▸ **Document**
Start
Up Close: Allison Brennan
Even Saints Have Deadly Secrets
By K.L. Romo
In her new thriller, THE SORORITY MURDER, bestselling author Allison Brennan mixes Greek life, a cold case, and the power of a podcast to find a killer.
Three years ago, Northern Arizona University’s Sigma Rho senior Candace Swain helped set up their annual Spring Fling charity event. She’d successfully fought to give the profits to Sunrise Center, where she volunteered to assist the homeless. Most everyone considered her a saint, except for a handful of her sorority sisters who knew what she was hiding. After all, they were part of it, too.
At the party, when Candace argues with several of her Sigma Rho sisters, including their president, Taylor James, everyone assumes it’s about the homeless man who came to see Candace. But the other party guests don’t know that the senior sorority sisters are keeping a deadly secret, and Candace wants to come clean.
That was the last time anyone saw her alive. They found her body a week later.
Now, senior Lucas Vega plans to resurrect the cold case surrounding Candace’s murder for his Criminal Justice senior project. He hopes to use his podcast, The Sorority Murder, to crowdsource clues about where Candace was for the week between her disappearance and murder. Because Lucas has no experience with podcasts, and of course has never investigated a murder, his mentor and chair of NAU’s Criminology and Criminal Justice Department, Professor Henry Clarkson, knows just what the podcast needs.
Regan Merritt had graduated from NAU under Henry’s tutelage 14 years before and retired from the US Marshals Service. When she visits the school to give a lecture on law enforcement careers, Henry has a request: that she provide her expertise to Lucas for the podcast. Although Regan suffers from trauma of her own, she has to admit she’s intrigued with Lucas’s theory about who murdered Candace and how, especially since he’s found inconsistencies in the autopsy report.
As Regan works with Lucas to resurrect the cold case, people call in to the podcast to report bits and pieces of information as to Candace’s whereabouts during the last week of her life. When a caller ends up dead, they know they’re onto something. Regan is also certain that Lucas is keeping a personal secret, but she’s not sure if it affects the investigation. Can they figure out what happened to Candace before the killer murders someone else?
End
▸ **Work to complete**
A. According to the preview of the thriller, why does Professor Henry Clarkson decide Lucas's podcast needs Regan Merritt's help? Answer in one to three sentences.
B. In the thriller preview, what department does Professor Henry Clarkson chair at NAU?
C. Write a continuation of the preview of the thriller that begins after its closing question.
The material after this preview of the thriller is separate from it.

▸ **Data excerpt**
Start
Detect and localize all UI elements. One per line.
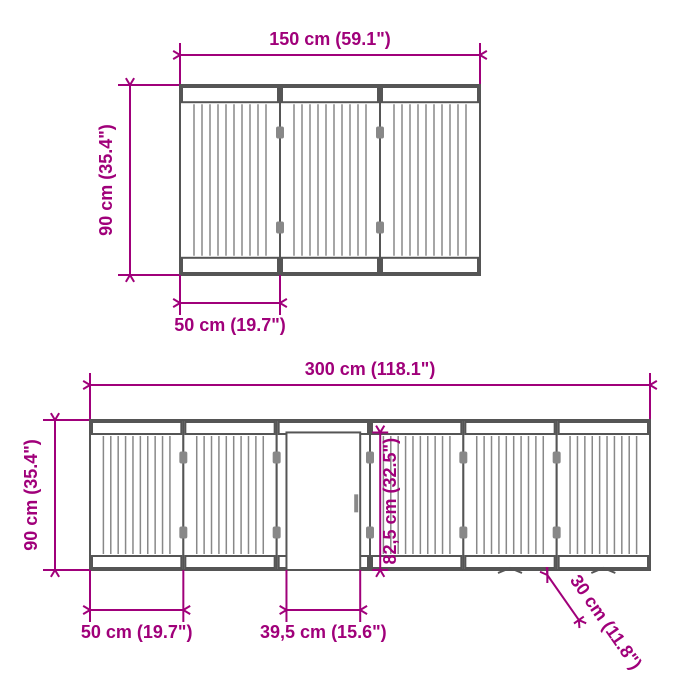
End
▸ **Answers to the exercise**
A. Lucas has no experience with podcasts and has never investigated a murder. Henry therefore wants Regan, a retired US Marshal and his former student, to lend her expertise to the podcast.

B. He chairs the Criminology and Criminal Justice Department.

C.
Told in chapters alternating between the present and three years earlier, and with Candace’s journal entries, Brennan leads readers through the twisty story of a young woman who made a mistake and the dangerous classmates who want to keep her quiet.
Here, Brennan chats with The Big Thrill about her inspiration, the theme of friendship, and how podcasts and social media have changed the world.
What was the inspiration for the story in THE SORORITY MURDER?
I’ve loved true crime since reading In Cold Blood when I was in eighth grade. Cold cases have also fascinated me. There’s a plethora of television programming about murder investigations, both fiction and nonfiction, and over the last few years, podcasts have exploded. I don’t listen to many, but when I do, it’s usually a true crime podcast—and those about cold cases grab my attention.
I have two kids in college, so college is always on my mind. Before starting this book, my daughter was looking at colleges, including NAU, where this book is set, so I was very familiar with the campus and programs. When I thought about writing a story focused on a cold case murder on a college campus, I picked NAU because of the beautiful location of Flagstaff, Arizona… and then thought, what if a student was doing the investigating? A student would be more likely to use modern technology, so the podcast idea popped.
How is the theme of friendship central to the novel?
All my books explore family dynamics and friendship in different ways, but THE SORORITY MURDER focuses more on friendship than family. The sorority itself is a perfect microcosm for how friends fundamentally become a family. What people do for these friends—to help, hurt, or protect them—is something I wanted to explore. Many people will do almost anything to protect their loved ones, but where is the line? What lines will we cross and why? And how does that make us feel about ourselves and our friends? Finally, what does it mean to be a genuine friend—what can we forgive and what would push us away?
How has crowdsourcing through podcasts and social media changed the way society processes information? And how has it helped (or sometimes hindered) efforts by law enforcement?
I can only speculate on this because I haven’t done extensive research on how social media has impacted law enforcement. For society, I think the benefit of social media is the access to information. Information is always good; it also connects people. The negative is that with social media, we expect immediate answers, and weeding through an overwhelming amount of information is daunting.
I would guess—and again, just a guess—that there are more benefits than drawbacks for law enforcement. For example, law enforcement now has a wealth of information through social media—what people have said, where they’ve been, how to track them, find their friends, re-create a timeline—which helps prove innocence or guilt. I follow several law enforcement agencies who will post missing persons on Twitter and Facebook and then update that they found the person. But whether social media had a direct effect is rarely mentioned.
More information is always good for law enforcement, but it’s a lot for a resource-strapped agency to dissect, and much of it is worthless. Also, pieces of information might create a false narrative. A one-minute video, for example, may not show what happened before or after they filmed, leading investigators down the wrong path.
One reason I picked a cold case for my fictional podcast is because I know that law enforcement doesn’t have the time or resources to investigate them unless new information surfaces. That gave my amateur investigator a lot more flexibility.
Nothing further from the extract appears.